Work item:
All pictures are to be dropped, and the remaining data set down exactly.
┌─ Exercise materials
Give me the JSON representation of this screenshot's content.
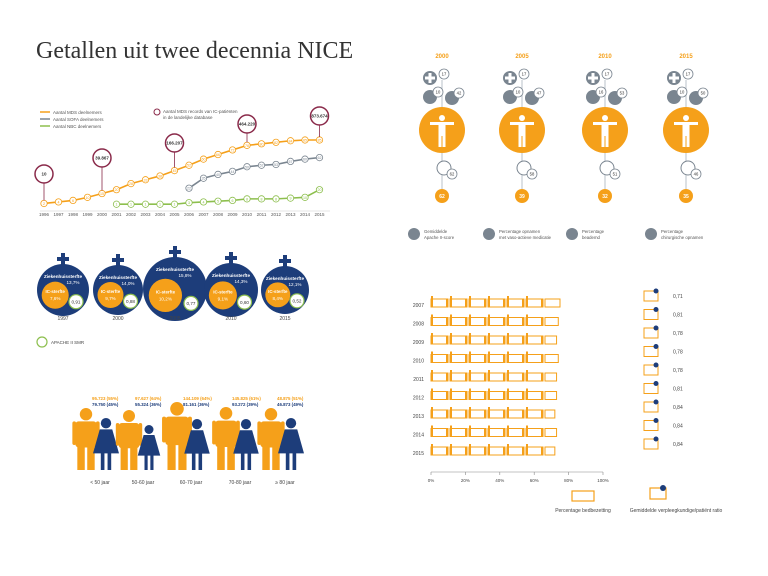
{
  "title": "Getallen uit twee decennia NICE",
  "colors": {
    "orange": "#f5a01a",
    "navy": "#1d3d7a",
    "grey": "#7a8590",
    "green": "#8dbf4e",
    "purple": "#8a2a4a",
    "lightgrey": "#b8c0c8"
  },
  "line_chart": {
    "legend": [
      "Aantal MDS deelnemers",
      "Aantal SOFA deelnemers",
      "Aantal NBC deelnemers"
    ],
    "record_legend": "Aantal MDS records van IC-patiënten in de landelijke database",
    "years": [
      "1996",
      "1997",
      "1998",
      "1999",
      "2000",
      "2001",
      "2002",
      "2003",
      "2004",
      "2005",
      "2006",
      "2007",
      "2008",
      "2009",
      "2010",
      "2011",
      "2012",
      "2013",
      "2014",
      "2015"
    ],
    "mds_nodes": [
      "2",
      "4",
      "6",
      "10",
      "15",
      "20",
      "28",
      "33",
      "38",
      "45",
      "52",
      "60",
      "66",
      "72",
      "78",
      "80",
      "82",
      "84",
      "85",
      "85"
    ],
    "sofa_nodes": [
      "",
      "",
      "",
      "",
      "",
      "",
      "",
      "",
      "",
      "",
      "22",
      "35",
      "40",
      "44",
      "50",
      "52",
      "53",
      "57",
      "60",
      "62"
    ],
    "nbc_nodes": [
      "",
      "",
      "",
      "",
      "",
      "1",
      "1",
      "1",
      "1",
      "1",
      "3",
      "4",
      "5",
      "6",
      "8",
      "8",
      "8",
      "9",
      "10",
      "20"
    ],
    "records": [
      "10",
      "39.867",
      "166.207",
      "464.220",
      "873.674"
    ]
  },
  "circles": {
    "years": [
      "1997",
      "2000",
      "2005",
      "2010",
      "2015"
    ],
    "ziek_label": "Ziekenhuissterfte",
    "ic_label": "IC-sterfte",
    "ziek_values": [
      "13,7%",
      "14,0%",
      "15,8%",
      "14,3%",
      "12,1%"
    ],
    "ic_values": [
      "7,6%",
      "9,7%",
      "10,2%",
      "9,1%",
      "8,4%"
    ],
    "smr": [
      "0,91",
      "0,88",
      "0,77",
      "0,60",
      "0,52"
    ],
    "smr_label": "APACHE II SMR"
  },
  "age_groups": {
    "labels": [
      "< 50 jaar",
      "50-60 jaar",
      "60-70 jaar",
      "70-80 jaar",
      "≥ 80 jaar"
    ],
    "male": [
      "95.723 (55%)",
      "97.627 (64%)",
      "144.109 (64%)",
      "145.825 (61%)",
      "48.875 (51%)"
    ],
    "female": [
      "79.750 (45%)",
      "55.324 (36%)",
      "81.161 (36%)",
      "93.272 (39%)",
      "46.873 (49%)"
    ]
  },
  "year_patients": {
    "years": [
      "2000",
      "2005",
      "2010",
      "2015"
    ],
    "apache": [
      "17",
      "17",
      "17",
      "17"
    ],
    "vaso": [
      "10",
      "10",
      "16",
      "10"
    ],
    "beademd": [
      "62",
      "58",
      "51",
      "46"
    ],
    "chir": [
      "42",
      "47",
      "53",
      "50"
    ],
    "bottom": [
      "62",
      "39",
      "32",
      "35"
    ],
    "legend": [
      "Gemiddelde Apache II-score",
      "Percentage opnamen met vaso-actieve medicatie",
      "Percentage beademd",
      "Percentage chirurgische opnamen"
    ]
  },
  "bed_chart": {
    "years": [
      "2007",
      "2008",
      "2009",
      "2010",
      "2011",
      "2012",
      "2013",
      "2014",
      "2015"
    ],
    "occupancy": [
      75,
      74,
      73,
      74,
      73,
      73,
      72,
      73,
      72
    ],
    "axis_ticks": [
      "0%",
      "20%",
      "40%",
      "60%",
      "80%",
      "100%"
    ],
    "ratios": [
      "0,71",
      "0,81",
      "0,78",
      "0,78",
      "0,78",
      "0,81",
      "0,84",
      "0,84",
      "0,84"
    ],
    "legend_bed": "Percentage bedbezetting",
    "legend_ratio": "Gemiddelde verpleegkundige/patiënt ratio"
  },
  "chart_data": [
    {
      "type": "line",
      "title": "",
      "x": [
        "1996",
        "1997",
        "1998",
        "1999",
        "2000",
        "2001",
        "2002",
        "2003",
        "2004",
        "2005",
        "2006",
        "2007",
        "2008",
        "2009",
        "2010",
        "2011",
        "2012",
        "2013",
        "2014",
        "2015"
      ],
      "series": [
        {
          "name": "Aantal MDS deelnemers",
          "values": [
            2,
            4,
            6,
            10,
            15,
            20,
            28,
            33,
            38,
            45,
            52,
            60,
            66,
            72,
            78,
            80,
            82,
            84,
            85,
            85
          ]
        },
        {
          "name": "Aantal SOFA deelnemers",
          "values": [
            null,
            null,
            null,
            null,
            null,
            null,
            null,
            null,
            null,
            null,
            22,
            35,
            40,
            44,
            50,
            52,
            53,
            57,
            60,
            62
          ]
        },
        {
          "name": "Aantal NBC deelnemers",
          "values": [
            null,
            null,
            null,
            null,
            null,
            1,
            1,
            1,
            1,
            1,
            3,
            4,
            5,
            6,
            8,
            8,
            8,
            9,
            10,
            20
          ]
        }
      ]
    },
    {
      "type": "bar",
      "categories": [
        "2007",
        "2008",
        "2009",
        "2010",
        "2011",
        "2012",
        "2013",
        "2014",
        "2015"
      ],
      "values": [
        75,
        74,
        73,
        74,
        73,
        73,
        72,
        73,
        72
      ],
      "xlabel": "Percentage bedbezetting",
      "xlim": [
        0,
        100
      ]
    }
  ]
}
└─
Exercise solution:
Give me the JSON representation of this screenshot's content.
{
  "title": "Getallen uit twee decennia NICE",
  "colors": {
    "orange": "#f5a01a",
    "navy": "#1d3d7a",
    "grey": "#7a8590",
    "green": "#8dbf4e",
    "purple": "#8a2a4a",
    "lightgrey": "#b8c0c8"
  },
  "line_chart": {
    "legend": [
      "Aantal MDS deelnemers",
      "Aantal SOFA deelnemers",
      "Aantal NBC deelnemers"
    ],
    "record_legend": "Aantal MDS records van IC-patiënten in de landelijke database",
    "years": [
      "1996",
      "1997",
      "1998",
      "1999",
      "2000",
      "2001",
      "2002",
      "2003",
      "2004",
      "2005",
      "2006",
      "2007",
      "2008",
      "2009",
      "2010",
      "2011",
      "2012",
      "2013",
      "2014",
      "2015"
    ],
    "mds_nodes": [
      "2",
      "4",
      "6",
      "10",
      "15",
      "20",
      "28",
      "33",
      "38",
      "45",
      "52",
      "60",
      "66",
      "72",
      "78",
      "80",
      "82",
      "84",
      "85",
      "85"
    ],
    "sofa_nodes": [
      "",
      "",
      "",
      "",
      "",
      "",
      "",
      "",
      "",
      "",
      "22",
      "35",
      "40",
      "44",
      "50",
      "52",
      "53",
      "57",
      "60",
      "62"
    ],
    "nbc_nodes": [
      "",
      "",
      "",
      "",
      "",
      "1",
      "1",
      "1",
      "1",
      "1",
      "3",
      "4",
      "5",
      "6",
      "8",
      "8",
      "8",
      "9",
      "10",
      "20"
    ],
    "records": [
      "10",
      "39.867",
      "166.207",
      "464.220",
      "873.674"
    ]
  },
  "circles": {
    "years": [
      "1997",
      "2000",
      "2005",
      "2010",
      "2015"
    ],
    "ziek_label": "Ziekenhuissterfte",
    "ic_label": "IC-sterfte",
    "ziek_values": [
      "13,7%",
      "14,0%",
      "15,8%",
      "14,3%",
      "12,1%"
    ],
    "ic_values": [
      "7,6%",
      "9,7%",
      "10,2%",
      "9,1%",
      "8,4%"
    ],
    "smr": [
      "0,91",
      "0,88",
      "0,77",
      "0,60",
      "0,52"
    ],
    "smr_label": "APACHE II SMR"
  },
  "age_groups": {
    "labels": [
      "< 50 jaar",
      "50-60 jaar",
      "60-70 jaar",
      "70-80 jaar",
      "≥ 80 jaar"
    ],
    "male": [
      "95.723 (55%)",
      "97.627 (64%)",
      "144.109 (64%)",
      "145.825 (61%)",
      "48.875 (51%)"
    ],
    "female": [
      "79.750 (45%)",
      "55.324 (36%)",
      "81.161 (36%)",
      "93.272 (39%)",
      "46.873 (49%)"
    ]
  },
  "year_patients": {
    "years": [
      "2000",
      "2005",
      "2010",
      "2015"
    ],
    "apache": [
      "17",
      "17",
      "17",
      "17"
    ],
    "vaso": [
      "10",
      "10",
      "16",
      "10"
    ],
    "beademd": [
      "62",
      "58",
      "51",
      "46"
    ],
    "chir": [
      "42",
      "47",
      "53",
      "50"
    ],
    "bottom": [
      "62",
      "39",
      "32",
      "35"
    ],
    "legend": [
      "Gemiddelde Apache II-score",
      "Percentage opnamen met vaso-actieve medicatie",
      "Percentage beademd",
      "Percentage chirurgische opnamen"
    ]
  },
  "bed_chart": {
    "years": [
      "2007",
      "2008",
      "2009",
      "2010",
      "2011",
      "2012",
      "2013",
      "2014",
      "2015"
    ],
    "occupancy": [
      75,
      74,
      73,
      74,
      73,
      73,
      72,
      73,
      72
    ],
    "axis_ticks": [
      "0%",
      "20%",
      "40%",
      "60%",
      "80%",
      "100%"
    ],
    "ratios": [
      "0,71",
      "0,81",
      "0,78",
      "0,78",
      "0,78",
      "0,81",
      "0,84",
      "0,84",
      "0,84"
    ],
    "legend_bed": "Percentage bedbezetting",
    "legend_ratio": "Gemiddelde verpleegkundige/patiënt ratio"
  },
  "chart_data": [
    {
      "type": "line",
      "title": "",
      "x": [
        "1996",
        "1997",
        "1998",
        "1999",
        "2000",
        "2001",
        "2002",
        "2003",
        "2004",
        "2005",
        "2006",
        "2007",
        "2008",
        "2009",
        "2010",
        "2011",
        "2012",
        "2013",
        "2014",
        "2015"
      ],
      "series": [
        {
          "name": "Aantal MDS deelnemers",
          "values": [
            2,
            4,
            6,
            10,
            15,
            20,
            28,
            33,
            38,
            45,
            52,
            60,
            66,
            72,
            78,
            80,
            82,
            84,
            85,
            85
          ]
        },
        {
          "name": "Aantal SOFA deelnemers",
          "values": [
            null,
            null,
            null,
            null,
            null,
            null,
            null,
            null,
            null,
            null,
            22,
            35,
            40,
            44,
            50,
            52,
            53,
            57,
            60,
            62
          ]
        },
        {
          "name": "Aantal NBC deelnemers",
          "values": [
            null,
            null,
            null,
            null,
            null,
            1,
            1,
            1,
            1,
            1,
            3,
            4,
            5,
            6,
            8,
            8,
            8,
            9,
            10,
            20
          ]
        }
      ]
    },
    {
      "type": "bar",
      "categories": [
        "2007",
        "2008",
        "2009",
        "2010",
        "2011",
        "2012",
        "2013",
        "2014",
        "2015"
      ],
      "values": [
        75,
        74,
        73,
        74,
        73,
        73,
        72,
        73,
        72
      ],
      "xlabel": "Percentage bedbezetting",
      "xlim": [
        0,
        100
      ]
    }
  ]
}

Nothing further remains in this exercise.